YOUR TASK ::
Keep only those lines of the records that include the string "Read".

- Opening Delimiter -

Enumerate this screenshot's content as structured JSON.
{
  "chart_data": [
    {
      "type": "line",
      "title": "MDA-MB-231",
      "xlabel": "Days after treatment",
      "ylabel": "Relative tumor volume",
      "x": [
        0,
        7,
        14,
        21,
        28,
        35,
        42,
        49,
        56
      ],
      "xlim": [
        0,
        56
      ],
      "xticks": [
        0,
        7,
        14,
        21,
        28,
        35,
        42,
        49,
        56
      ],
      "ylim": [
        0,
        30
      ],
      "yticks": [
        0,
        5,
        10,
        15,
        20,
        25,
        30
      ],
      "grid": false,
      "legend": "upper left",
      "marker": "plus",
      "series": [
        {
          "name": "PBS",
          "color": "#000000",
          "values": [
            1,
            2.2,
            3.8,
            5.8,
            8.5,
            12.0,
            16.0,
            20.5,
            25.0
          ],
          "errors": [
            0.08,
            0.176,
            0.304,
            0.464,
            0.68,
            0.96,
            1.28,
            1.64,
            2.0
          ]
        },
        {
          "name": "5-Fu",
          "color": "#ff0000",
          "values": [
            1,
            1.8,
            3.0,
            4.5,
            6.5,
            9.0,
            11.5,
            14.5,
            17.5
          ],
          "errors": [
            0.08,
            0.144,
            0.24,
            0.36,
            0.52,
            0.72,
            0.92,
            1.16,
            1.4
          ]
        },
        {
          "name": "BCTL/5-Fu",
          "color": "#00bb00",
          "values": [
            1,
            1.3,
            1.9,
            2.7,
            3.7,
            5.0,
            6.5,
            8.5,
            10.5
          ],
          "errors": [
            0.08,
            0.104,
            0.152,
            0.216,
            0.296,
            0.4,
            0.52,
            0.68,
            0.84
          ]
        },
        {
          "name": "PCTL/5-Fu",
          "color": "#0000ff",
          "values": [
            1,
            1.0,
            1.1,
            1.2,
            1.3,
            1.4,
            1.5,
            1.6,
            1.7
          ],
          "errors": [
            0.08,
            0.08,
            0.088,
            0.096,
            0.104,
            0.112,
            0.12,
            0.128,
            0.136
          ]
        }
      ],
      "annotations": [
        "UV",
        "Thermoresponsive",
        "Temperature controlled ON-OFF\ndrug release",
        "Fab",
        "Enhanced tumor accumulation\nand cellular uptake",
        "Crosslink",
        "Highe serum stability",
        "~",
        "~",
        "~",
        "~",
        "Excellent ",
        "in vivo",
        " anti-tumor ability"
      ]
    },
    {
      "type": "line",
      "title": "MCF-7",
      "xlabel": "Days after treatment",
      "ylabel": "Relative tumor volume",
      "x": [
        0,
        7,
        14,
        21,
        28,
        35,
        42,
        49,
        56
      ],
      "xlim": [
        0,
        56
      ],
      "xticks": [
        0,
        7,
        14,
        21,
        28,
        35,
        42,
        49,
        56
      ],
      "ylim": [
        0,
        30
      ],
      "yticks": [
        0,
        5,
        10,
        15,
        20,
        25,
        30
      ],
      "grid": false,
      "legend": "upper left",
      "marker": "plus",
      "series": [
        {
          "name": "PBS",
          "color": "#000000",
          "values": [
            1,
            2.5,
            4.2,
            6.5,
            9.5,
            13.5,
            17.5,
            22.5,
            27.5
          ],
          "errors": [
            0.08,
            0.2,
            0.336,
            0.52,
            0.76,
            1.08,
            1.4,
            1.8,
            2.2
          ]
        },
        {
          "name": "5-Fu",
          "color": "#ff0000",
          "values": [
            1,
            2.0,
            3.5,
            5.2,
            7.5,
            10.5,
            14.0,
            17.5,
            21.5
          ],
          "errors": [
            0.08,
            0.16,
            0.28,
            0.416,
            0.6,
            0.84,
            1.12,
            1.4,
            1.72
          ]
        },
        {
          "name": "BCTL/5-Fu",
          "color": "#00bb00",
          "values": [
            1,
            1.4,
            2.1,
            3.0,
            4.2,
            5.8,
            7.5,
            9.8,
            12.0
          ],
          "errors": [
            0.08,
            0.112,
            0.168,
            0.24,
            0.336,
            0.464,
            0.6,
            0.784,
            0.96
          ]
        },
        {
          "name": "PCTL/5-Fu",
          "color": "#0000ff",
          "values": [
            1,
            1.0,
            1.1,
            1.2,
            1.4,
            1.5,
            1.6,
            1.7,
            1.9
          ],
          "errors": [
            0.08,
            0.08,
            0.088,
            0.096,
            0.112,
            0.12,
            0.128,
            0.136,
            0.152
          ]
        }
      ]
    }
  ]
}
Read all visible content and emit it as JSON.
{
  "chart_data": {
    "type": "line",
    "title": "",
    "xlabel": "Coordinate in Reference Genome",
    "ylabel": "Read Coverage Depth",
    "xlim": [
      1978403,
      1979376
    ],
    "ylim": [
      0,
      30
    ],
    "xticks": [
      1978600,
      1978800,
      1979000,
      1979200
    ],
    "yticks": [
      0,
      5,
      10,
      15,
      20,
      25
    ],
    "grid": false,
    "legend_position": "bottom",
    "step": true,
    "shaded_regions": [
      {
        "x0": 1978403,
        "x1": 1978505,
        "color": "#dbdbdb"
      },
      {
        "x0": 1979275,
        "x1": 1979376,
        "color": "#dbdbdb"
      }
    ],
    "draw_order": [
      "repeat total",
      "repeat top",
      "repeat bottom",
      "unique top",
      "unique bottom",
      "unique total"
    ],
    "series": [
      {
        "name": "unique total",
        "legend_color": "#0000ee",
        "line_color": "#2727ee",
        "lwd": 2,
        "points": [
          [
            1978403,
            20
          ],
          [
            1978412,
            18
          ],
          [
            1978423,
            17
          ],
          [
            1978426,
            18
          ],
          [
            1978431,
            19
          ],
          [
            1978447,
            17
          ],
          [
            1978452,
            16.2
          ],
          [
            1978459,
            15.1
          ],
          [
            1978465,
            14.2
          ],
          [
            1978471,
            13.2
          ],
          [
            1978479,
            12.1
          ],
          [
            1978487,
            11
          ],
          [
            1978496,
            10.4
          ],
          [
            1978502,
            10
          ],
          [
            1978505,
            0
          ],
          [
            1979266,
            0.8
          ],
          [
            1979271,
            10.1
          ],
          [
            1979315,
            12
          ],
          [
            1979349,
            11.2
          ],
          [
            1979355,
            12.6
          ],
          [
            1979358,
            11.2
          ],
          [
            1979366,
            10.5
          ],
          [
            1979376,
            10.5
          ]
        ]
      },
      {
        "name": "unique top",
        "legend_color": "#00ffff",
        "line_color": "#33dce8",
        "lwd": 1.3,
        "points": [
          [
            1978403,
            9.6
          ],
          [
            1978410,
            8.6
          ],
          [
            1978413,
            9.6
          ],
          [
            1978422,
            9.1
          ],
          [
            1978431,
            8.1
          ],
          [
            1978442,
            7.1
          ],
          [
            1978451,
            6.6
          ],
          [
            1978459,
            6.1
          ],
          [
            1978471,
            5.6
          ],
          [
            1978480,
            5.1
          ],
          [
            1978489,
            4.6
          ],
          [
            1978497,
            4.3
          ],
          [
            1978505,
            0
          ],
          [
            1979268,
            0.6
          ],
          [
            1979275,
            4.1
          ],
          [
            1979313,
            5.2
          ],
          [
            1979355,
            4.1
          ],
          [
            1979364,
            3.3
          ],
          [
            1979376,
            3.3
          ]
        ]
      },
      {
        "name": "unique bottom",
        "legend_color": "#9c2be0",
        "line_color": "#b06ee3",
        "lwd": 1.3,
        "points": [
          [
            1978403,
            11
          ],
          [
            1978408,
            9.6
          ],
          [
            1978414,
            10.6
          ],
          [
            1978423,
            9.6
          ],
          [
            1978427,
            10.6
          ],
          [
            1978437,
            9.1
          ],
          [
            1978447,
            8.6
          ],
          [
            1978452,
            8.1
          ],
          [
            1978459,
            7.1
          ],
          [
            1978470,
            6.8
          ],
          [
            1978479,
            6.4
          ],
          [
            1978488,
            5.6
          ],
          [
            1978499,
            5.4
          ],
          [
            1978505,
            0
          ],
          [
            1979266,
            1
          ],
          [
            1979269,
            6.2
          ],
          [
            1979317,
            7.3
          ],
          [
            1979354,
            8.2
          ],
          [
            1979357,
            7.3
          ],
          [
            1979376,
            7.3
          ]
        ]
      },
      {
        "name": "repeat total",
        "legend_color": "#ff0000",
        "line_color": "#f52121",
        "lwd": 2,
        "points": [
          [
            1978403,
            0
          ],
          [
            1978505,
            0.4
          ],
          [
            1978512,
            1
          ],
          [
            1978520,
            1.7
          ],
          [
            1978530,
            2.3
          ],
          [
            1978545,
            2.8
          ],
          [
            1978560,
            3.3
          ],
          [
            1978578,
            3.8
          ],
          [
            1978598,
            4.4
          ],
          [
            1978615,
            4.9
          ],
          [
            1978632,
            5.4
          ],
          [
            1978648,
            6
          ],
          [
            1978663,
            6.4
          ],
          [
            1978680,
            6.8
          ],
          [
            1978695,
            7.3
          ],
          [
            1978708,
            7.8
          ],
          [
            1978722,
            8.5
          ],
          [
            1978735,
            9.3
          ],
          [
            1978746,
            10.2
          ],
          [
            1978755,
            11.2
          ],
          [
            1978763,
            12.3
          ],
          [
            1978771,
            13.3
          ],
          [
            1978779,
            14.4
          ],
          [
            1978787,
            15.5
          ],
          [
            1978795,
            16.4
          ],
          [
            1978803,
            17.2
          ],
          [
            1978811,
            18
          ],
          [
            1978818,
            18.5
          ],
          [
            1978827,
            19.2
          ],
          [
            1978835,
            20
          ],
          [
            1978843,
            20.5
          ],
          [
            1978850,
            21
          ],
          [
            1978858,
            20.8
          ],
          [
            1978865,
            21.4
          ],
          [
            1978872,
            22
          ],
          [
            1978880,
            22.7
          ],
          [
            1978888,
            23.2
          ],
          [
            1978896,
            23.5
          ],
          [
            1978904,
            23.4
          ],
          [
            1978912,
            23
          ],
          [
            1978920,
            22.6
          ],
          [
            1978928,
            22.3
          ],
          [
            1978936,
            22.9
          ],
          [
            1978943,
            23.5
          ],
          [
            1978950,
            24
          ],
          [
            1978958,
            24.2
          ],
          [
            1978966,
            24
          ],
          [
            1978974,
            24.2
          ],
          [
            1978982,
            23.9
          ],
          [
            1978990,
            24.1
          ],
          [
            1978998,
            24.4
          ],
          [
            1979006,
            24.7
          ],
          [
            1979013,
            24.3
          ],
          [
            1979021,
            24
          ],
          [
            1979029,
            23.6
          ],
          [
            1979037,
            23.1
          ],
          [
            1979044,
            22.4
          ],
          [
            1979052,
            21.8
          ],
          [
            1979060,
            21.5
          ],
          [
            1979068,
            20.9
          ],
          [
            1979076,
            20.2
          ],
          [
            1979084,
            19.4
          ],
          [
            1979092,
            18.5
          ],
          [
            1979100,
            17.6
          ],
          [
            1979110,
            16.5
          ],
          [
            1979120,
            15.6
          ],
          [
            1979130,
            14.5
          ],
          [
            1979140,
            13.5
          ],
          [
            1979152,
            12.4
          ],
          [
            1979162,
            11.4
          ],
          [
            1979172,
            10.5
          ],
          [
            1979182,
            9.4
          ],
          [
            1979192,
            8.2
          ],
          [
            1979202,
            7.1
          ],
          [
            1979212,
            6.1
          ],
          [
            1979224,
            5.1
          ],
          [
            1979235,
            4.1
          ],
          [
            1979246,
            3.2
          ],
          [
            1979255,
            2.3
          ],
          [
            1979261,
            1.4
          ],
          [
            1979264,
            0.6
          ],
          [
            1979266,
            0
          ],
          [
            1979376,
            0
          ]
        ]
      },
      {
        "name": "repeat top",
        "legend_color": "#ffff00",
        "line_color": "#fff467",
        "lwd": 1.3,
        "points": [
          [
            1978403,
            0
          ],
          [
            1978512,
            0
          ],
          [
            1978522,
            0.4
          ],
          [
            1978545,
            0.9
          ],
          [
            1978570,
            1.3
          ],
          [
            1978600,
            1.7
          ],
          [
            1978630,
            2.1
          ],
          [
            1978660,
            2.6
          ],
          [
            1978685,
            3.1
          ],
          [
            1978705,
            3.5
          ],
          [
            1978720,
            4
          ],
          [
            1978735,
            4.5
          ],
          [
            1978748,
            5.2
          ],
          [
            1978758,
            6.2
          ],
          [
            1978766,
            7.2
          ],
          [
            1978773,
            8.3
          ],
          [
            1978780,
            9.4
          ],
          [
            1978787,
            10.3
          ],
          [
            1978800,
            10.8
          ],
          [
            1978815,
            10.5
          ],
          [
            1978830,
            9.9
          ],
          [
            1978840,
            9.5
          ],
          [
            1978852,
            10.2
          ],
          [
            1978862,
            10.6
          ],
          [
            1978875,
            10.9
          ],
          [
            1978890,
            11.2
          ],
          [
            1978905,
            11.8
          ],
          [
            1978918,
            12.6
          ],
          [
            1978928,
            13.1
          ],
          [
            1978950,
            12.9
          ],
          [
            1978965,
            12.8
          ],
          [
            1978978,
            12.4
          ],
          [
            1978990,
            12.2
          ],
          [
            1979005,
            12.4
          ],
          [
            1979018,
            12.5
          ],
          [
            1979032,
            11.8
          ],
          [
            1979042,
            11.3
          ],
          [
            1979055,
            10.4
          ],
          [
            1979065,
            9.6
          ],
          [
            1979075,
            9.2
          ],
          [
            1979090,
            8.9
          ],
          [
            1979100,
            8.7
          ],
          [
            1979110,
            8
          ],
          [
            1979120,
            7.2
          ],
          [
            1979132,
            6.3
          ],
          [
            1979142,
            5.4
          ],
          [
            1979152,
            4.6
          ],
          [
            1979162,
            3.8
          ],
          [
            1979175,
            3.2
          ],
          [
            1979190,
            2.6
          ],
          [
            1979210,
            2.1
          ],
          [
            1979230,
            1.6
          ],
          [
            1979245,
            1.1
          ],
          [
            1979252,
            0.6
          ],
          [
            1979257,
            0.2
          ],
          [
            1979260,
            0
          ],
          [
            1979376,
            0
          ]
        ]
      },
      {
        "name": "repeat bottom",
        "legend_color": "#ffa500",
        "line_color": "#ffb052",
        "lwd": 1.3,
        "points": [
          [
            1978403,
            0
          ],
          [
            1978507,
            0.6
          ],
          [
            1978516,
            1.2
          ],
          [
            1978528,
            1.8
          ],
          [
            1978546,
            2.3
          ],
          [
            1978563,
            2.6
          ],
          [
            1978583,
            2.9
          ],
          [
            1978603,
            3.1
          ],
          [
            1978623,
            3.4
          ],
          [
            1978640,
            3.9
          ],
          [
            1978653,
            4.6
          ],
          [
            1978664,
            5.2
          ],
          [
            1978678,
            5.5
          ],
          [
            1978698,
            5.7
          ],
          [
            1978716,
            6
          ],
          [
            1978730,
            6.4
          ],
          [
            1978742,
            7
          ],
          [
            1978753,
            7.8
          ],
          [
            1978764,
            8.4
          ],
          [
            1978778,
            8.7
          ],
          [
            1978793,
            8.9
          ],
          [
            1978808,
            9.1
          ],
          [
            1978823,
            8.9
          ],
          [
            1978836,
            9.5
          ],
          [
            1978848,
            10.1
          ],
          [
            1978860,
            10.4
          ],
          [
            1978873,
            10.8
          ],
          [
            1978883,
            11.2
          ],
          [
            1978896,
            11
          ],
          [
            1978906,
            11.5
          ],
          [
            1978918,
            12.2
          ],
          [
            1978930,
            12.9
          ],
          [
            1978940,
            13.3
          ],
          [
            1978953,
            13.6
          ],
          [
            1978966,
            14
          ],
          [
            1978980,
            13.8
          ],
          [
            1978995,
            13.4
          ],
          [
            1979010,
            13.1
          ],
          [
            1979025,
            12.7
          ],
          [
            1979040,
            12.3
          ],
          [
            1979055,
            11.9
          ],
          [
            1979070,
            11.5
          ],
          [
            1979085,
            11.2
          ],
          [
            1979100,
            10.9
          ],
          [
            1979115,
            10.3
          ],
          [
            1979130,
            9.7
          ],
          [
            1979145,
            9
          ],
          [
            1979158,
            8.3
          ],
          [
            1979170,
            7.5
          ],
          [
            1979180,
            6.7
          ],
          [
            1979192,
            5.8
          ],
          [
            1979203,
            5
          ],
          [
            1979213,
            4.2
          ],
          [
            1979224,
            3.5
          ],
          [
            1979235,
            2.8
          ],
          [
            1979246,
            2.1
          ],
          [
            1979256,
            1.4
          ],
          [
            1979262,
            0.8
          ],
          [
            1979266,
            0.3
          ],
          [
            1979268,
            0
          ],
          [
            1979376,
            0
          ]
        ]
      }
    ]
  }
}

- Closing Delimiter -

TASK RESULT ::
Read all visible content and emit it as JSON.
    "ylabel": "Read Coverage Depth",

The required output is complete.